## TASK DESCRIPTION
For the records below, say how many lines contain the string "will". Give the number only.

(Data entries)
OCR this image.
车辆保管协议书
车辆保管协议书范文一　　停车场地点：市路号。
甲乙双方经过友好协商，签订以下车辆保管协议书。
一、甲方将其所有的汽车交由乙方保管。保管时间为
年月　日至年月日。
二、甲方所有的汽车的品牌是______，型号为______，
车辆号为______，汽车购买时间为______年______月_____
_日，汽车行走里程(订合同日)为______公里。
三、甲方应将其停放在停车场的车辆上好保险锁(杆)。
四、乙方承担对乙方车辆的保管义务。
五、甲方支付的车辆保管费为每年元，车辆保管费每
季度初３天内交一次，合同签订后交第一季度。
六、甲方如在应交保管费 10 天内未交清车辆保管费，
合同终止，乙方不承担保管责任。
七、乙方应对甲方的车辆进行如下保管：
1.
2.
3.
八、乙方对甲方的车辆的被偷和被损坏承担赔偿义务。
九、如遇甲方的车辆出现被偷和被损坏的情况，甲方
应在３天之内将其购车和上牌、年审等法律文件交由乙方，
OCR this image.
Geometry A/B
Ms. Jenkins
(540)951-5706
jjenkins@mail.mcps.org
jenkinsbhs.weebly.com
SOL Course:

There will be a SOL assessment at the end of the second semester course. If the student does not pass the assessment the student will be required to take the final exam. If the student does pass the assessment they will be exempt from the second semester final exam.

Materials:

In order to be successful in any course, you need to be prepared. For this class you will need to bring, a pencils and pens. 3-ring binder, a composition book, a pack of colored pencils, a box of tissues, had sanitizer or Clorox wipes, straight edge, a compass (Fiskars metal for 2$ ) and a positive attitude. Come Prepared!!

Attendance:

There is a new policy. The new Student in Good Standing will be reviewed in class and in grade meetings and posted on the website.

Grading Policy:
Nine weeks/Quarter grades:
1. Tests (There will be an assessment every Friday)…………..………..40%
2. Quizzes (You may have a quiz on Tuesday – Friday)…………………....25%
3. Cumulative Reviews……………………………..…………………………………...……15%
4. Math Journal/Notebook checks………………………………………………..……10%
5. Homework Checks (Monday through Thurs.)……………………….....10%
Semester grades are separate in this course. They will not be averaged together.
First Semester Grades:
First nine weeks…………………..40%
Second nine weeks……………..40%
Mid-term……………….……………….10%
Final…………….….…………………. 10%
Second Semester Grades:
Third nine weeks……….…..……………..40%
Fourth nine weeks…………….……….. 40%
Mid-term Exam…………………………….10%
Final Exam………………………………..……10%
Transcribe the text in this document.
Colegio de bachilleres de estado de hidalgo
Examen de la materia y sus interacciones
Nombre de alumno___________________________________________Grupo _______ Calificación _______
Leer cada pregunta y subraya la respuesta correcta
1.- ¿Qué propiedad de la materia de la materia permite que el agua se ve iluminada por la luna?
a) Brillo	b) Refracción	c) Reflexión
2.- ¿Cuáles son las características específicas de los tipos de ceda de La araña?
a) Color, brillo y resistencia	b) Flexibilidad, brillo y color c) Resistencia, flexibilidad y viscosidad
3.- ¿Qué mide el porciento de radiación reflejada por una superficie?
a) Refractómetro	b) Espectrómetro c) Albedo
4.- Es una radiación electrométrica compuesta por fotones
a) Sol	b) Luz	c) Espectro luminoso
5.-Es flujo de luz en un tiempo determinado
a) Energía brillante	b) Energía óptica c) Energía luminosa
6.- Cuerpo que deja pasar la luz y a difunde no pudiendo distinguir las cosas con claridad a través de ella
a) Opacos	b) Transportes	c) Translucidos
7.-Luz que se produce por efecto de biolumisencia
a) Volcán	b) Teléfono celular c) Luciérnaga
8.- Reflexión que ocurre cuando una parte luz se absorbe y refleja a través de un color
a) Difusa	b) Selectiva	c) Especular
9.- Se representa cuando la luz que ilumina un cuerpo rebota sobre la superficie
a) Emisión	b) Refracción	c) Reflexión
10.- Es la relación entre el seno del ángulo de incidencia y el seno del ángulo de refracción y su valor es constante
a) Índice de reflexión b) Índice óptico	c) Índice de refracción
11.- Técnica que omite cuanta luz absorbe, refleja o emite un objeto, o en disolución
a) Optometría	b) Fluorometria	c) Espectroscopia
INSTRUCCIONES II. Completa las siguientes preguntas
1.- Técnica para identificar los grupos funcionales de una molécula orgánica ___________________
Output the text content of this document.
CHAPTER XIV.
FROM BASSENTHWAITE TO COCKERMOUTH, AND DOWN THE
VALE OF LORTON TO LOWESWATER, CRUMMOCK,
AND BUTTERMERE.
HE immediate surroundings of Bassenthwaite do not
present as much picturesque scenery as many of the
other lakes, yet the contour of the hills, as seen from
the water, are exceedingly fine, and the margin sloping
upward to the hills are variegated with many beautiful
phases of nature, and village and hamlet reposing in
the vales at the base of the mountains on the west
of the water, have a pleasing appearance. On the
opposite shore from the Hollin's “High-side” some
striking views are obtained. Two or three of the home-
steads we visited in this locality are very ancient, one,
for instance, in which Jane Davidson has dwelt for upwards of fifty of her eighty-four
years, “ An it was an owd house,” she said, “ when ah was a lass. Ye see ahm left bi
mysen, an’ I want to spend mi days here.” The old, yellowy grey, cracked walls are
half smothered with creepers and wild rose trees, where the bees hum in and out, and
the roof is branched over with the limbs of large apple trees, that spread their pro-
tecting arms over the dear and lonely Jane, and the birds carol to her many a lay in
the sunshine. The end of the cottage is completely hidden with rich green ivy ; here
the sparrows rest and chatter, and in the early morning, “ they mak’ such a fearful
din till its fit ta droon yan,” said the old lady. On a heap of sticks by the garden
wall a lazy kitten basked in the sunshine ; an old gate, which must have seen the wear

## SOLUTION TO THE EXERCISE
5